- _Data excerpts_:
%%

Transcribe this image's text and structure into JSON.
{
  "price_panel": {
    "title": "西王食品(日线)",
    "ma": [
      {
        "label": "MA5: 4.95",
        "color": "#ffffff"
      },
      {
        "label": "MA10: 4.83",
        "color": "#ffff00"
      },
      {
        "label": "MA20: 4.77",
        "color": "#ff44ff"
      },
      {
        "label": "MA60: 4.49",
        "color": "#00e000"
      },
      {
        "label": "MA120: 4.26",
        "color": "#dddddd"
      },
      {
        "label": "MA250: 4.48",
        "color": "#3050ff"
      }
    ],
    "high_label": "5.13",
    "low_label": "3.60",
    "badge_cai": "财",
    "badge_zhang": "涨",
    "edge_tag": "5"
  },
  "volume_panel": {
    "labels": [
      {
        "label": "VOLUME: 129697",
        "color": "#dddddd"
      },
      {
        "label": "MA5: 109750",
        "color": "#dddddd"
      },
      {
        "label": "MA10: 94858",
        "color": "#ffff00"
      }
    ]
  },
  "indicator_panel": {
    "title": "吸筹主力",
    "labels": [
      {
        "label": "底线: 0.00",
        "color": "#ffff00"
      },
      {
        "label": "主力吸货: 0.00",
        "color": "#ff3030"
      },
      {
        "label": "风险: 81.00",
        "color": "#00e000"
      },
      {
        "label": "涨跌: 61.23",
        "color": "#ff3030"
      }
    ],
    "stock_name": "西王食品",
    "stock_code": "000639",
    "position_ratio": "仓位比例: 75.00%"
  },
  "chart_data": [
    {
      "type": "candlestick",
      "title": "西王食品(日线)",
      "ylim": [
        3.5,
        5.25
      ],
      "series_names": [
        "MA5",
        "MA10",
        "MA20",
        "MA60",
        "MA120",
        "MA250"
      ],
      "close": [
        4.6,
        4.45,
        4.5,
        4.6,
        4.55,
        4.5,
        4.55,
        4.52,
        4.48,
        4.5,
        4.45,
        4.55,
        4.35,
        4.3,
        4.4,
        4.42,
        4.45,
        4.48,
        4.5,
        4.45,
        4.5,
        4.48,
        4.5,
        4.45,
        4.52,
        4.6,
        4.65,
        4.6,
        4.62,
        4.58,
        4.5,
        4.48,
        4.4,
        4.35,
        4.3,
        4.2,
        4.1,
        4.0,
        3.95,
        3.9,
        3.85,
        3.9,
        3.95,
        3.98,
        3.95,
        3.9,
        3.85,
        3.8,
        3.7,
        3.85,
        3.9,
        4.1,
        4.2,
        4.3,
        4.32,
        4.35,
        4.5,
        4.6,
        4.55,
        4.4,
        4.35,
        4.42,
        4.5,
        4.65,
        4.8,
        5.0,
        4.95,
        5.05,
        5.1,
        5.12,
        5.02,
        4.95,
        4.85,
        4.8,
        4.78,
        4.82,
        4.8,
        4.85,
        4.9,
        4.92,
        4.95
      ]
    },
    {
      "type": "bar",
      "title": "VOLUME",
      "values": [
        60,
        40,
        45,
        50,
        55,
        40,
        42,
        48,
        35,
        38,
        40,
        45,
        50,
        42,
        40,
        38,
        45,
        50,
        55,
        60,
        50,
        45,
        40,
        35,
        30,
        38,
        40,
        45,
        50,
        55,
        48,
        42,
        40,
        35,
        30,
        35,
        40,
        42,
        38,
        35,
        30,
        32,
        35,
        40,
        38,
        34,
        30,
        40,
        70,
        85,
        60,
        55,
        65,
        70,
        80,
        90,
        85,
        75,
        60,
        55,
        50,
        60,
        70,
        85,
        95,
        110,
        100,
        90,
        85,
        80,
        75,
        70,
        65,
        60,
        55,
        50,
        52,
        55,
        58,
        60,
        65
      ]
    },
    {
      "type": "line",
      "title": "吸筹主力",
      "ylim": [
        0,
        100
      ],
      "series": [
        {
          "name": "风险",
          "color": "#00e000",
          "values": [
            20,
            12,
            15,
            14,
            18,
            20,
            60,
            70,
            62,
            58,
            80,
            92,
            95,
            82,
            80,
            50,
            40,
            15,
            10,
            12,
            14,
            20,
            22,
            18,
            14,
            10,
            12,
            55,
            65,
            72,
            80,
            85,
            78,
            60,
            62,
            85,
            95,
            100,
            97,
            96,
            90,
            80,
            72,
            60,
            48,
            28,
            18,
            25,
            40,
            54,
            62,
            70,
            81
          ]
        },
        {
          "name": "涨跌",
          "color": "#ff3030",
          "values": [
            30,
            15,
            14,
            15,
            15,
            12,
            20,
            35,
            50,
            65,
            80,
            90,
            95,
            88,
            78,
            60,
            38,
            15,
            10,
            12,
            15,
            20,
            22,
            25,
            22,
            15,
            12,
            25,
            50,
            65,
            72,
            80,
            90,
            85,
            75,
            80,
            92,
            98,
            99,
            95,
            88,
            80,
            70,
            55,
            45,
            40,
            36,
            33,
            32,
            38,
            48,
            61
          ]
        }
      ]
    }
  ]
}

%%

- _Task to complete_:
Pick out each line containing the string "type" and copy it.

- _Output_:
      "type": "candlestick",
      "type": "bar",
      "type": "line",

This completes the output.